Reading passage:
So you may be thinking, this is all doom and gloom; what can we do about it?
And I want to finish with practical ways to reduce our stress. Ways which Sarah did and as you can see from the graph her total weight drops due to the body not holding on to water all the time due to stress.
1. Exercise
Here are the rules. You must want to do the exercise and it has to be an exercise you enjoy to cause stress relief.
Change your mindset from “I have to do this workout” to “I CAN do this workout or I GET to do this”. Not everyone can walk, or go to a gym in a 1st world country. Change the way you look at exercising and it helps with stress relief too.
Exercise enhances mood and blunts the stress response only for a few hours to a day after the exercise session.
Exercise is stress-reducing so long as it is something you actually want to do. Let rats voluntarily run in a running wheel, and their health improves in all sorts of ways. Force them to, even while playing great dance music, and their health worsens.
You’re not forced to do anything, remember that, so stop saying, “oh I have to do this workout now….” you’re just triggering a stress response!
2. Social support
In a number of subtle studies, subjects were exposed to a stressor such as having to give a public speech or perform a mental arithmetic task or having two strangers argue with them, with or without a supportive friend present. In each case, social support translated into less of a cardiovascular stress-response.

Provided records:
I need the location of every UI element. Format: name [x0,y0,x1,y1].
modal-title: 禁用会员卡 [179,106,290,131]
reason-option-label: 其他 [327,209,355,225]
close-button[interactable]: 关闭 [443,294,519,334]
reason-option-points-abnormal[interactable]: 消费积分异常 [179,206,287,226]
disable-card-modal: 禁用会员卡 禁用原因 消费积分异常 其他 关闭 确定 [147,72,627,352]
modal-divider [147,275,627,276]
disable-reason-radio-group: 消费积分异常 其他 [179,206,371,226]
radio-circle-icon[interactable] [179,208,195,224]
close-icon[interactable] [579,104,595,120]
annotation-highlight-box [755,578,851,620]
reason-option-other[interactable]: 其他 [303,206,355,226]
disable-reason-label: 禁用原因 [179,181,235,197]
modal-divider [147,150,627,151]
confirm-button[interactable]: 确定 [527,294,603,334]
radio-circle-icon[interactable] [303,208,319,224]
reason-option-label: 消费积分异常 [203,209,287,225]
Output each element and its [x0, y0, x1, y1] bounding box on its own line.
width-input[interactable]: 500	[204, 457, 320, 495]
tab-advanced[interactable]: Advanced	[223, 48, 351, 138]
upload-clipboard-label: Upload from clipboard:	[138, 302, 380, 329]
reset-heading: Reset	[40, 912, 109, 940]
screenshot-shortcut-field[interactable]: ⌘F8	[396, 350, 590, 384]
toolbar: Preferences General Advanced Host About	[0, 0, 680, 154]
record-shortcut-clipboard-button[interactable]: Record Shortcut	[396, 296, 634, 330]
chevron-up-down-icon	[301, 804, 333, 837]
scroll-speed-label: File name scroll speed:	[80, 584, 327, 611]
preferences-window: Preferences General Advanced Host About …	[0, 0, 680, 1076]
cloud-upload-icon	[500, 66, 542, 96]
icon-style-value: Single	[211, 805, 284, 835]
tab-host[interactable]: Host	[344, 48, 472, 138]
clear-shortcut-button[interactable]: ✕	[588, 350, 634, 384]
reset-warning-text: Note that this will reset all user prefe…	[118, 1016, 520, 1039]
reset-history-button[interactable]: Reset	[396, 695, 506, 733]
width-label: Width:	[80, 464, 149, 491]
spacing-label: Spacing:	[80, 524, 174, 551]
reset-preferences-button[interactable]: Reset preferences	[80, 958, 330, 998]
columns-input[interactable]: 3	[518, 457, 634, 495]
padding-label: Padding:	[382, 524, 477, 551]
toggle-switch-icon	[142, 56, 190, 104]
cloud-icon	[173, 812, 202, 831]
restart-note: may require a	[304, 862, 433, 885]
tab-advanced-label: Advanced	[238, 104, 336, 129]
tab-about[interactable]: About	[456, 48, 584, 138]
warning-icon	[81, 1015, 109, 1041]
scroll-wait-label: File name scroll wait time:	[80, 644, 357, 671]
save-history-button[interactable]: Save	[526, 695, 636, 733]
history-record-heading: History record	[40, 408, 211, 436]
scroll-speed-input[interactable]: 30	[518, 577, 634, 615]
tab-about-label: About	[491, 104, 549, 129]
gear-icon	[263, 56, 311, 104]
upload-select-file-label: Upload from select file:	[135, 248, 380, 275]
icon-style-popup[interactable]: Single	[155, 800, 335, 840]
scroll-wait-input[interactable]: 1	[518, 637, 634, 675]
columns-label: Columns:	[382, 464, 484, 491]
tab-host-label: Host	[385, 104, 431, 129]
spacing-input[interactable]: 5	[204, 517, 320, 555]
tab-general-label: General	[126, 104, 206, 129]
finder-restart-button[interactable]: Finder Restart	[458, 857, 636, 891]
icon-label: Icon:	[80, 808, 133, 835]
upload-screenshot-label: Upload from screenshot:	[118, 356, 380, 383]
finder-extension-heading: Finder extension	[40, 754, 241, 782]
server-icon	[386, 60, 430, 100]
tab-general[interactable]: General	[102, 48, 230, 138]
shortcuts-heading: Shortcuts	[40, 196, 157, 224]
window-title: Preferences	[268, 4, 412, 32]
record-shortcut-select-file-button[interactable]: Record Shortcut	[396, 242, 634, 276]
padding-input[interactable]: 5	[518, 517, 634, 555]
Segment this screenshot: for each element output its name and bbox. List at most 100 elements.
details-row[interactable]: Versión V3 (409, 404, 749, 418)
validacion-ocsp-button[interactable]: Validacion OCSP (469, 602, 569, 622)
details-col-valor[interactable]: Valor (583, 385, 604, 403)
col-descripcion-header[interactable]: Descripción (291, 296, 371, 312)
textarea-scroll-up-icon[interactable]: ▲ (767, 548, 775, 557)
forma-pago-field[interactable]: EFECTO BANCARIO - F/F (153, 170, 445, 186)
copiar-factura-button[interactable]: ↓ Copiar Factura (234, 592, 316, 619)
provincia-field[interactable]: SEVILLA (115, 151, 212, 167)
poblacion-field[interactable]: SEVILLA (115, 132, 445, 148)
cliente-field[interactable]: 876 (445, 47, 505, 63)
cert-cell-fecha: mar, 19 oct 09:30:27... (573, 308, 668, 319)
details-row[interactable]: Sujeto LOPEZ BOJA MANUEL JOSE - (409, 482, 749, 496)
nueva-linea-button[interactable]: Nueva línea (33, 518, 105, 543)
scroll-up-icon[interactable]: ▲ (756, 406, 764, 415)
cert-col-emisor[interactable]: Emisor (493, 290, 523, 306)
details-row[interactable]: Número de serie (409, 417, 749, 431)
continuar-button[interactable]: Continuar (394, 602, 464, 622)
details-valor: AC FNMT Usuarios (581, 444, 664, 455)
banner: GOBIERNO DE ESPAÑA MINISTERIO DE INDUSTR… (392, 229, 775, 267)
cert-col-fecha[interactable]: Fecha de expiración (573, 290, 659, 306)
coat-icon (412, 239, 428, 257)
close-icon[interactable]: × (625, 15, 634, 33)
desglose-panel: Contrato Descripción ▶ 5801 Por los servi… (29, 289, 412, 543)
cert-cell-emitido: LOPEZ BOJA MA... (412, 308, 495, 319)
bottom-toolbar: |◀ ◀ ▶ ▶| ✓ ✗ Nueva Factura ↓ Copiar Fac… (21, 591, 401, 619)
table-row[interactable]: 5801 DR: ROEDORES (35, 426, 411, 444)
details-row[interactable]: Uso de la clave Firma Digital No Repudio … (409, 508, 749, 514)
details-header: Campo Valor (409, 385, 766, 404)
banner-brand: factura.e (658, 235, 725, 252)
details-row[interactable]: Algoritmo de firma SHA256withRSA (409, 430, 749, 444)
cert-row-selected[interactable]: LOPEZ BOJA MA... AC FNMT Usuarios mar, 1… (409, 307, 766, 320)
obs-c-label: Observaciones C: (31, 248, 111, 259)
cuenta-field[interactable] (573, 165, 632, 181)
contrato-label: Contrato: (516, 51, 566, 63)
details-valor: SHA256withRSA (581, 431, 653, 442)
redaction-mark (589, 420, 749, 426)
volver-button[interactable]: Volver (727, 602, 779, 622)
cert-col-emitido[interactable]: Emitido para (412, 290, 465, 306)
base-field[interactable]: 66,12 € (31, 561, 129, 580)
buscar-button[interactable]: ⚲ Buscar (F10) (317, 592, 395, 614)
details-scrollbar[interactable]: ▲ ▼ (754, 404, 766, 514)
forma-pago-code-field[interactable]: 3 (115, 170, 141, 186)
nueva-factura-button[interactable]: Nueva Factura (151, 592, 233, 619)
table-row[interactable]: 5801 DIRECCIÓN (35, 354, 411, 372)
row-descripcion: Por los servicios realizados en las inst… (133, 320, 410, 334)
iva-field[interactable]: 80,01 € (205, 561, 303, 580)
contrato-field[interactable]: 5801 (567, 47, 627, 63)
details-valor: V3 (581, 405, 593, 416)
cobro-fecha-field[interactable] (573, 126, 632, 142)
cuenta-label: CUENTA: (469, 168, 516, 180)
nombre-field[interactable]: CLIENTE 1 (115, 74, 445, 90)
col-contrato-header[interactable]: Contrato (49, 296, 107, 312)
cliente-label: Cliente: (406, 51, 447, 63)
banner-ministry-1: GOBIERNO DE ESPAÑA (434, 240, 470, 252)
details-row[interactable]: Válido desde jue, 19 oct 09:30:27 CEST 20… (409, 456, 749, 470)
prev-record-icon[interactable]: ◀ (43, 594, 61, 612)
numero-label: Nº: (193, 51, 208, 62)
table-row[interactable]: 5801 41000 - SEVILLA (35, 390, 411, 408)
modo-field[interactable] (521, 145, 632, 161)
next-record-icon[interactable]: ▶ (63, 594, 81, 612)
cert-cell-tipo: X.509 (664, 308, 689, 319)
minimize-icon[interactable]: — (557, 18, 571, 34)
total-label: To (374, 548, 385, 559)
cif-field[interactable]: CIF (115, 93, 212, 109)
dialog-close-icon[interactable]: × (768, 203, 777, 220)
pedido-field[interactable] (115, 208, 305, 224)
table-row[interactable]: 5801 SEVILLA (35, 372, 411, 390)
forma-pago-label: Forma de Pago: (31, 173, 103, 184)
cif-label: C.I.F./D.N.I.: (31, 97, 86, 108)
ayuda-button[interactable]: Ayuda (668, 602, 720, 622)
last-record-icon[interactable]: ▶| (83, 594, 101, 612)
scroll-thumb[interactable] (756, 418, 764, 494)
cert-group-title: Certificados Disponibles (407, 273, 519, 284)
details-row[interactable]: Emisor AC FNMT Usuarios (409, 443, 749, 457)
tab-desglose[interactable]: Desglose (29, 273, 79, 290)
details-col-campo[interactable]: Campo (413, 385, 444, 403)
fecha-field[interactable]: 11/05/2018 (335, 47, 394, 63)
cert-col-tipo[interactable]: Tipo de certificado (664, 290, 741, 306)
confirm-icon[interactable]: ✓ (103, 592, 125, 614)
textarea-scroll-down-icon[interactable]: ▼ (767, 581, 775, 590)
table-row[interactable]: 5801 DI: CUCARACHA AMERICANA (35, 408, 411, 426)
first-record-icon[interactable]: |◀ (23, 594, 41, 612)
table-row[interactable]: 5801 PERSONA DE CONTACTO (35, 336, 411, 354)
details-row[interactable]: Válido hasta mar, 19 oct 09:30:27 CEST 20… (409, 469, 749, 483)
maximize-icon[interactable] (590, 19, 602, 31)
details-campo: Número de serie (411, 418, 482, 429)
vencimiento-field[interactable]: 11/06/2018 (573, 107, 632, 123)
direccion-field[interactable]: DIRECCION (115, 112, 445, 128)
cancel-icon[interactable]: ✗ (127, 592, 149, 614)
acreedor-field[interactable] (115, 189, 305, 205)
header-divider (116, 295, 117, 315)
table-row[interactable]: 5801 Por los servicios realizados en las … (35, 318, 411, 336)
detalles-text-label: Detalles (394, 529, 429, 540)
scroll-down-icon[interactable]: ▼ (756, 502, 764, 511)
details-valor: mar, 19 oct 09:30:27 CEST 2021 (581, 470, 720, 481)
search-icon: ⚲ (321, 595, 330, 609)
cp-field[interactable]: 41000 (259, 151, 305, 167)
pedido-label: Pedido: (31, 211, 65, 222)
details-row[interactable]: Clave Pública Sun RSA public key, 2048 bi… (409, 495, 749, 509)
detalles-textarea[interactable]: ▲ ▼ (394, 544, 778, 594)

Parts of the exercise:
a - Reproduce the records from their first line through the line containing "radio-circle-icon[interactable] [303,208,319,224]", with both ends included.
b - Continue the passage on reducing stress from the point where it stops.
The passage on reducing stress and the records were taken from unrelated sources.

Answers to the problems:
a -
I need the location of every UI element. Format: name [x0,y0,x1,y1].
modal-title: 禁用会员卡 [179,106,290,131]
reason-option-label: 其他 [327,209,355,225]
close-button[interactable]: 关闭 [443,294,519,334]
reason-option-points-abnormal[interactable]: 消费积分异常 [179,206,287,226]
disable-card-modal: 禁用会员卡 禁用原因 消费积分异常 其他 关闭 确定 [147,72,627,352]
modal-divider [147,275,627,276]
disable-reason-radio-group: 消费积分异常 其他 [179,206,371,226]
radio-circle-icon[interactable] [179,208,195,224]
close-icon[interactable] [579,104,595,120]
annotation-highlight-box [755,578,851,620]
reason-option-other[interactable]: 其他 [303,206,355,226]
disable-reason-label: 禁用原因 [179,181,235,197]
modal-divider [147,150,627,151]
confirm-button[interactable]: 确定 [527,294,603,334]
radio-circle-icon[interactable] [303,208,319,224]

b -
Go to the gym with a friend. Run with a friend. Walk with a friend.
3. Controlling the rewards
Studies show rats and pigeons prefer to press a lever to get food vs just having it thrown at them freely.
So, in this case, control when you eat put a time to when you’re going to eat food vs just having food whenever. This can reduce your stress, and it’s preferable.
Empowerment is key, take control and don’t give up control over what you eat to other people.
4. Predictability
Studies show when we have predictability, our stress reduces.
Think of this in your day-to-day.
Is it predictable that you’ll get 8 hours of sleep? Food at X times? 15 mins of free time to yourself midday? A chance to get a morning walk in? An evening walk? That you wind down for bed every day at 9pm?
The more predictable we can make those things, the lower our stress.
If every day is chaos and you have no clue what’s happening then that may be *exciting* but too much of that (the story of stress, too much of anything is the opposite) and you’ll be stressing yourself out.
And if by now you should know the impact of stress!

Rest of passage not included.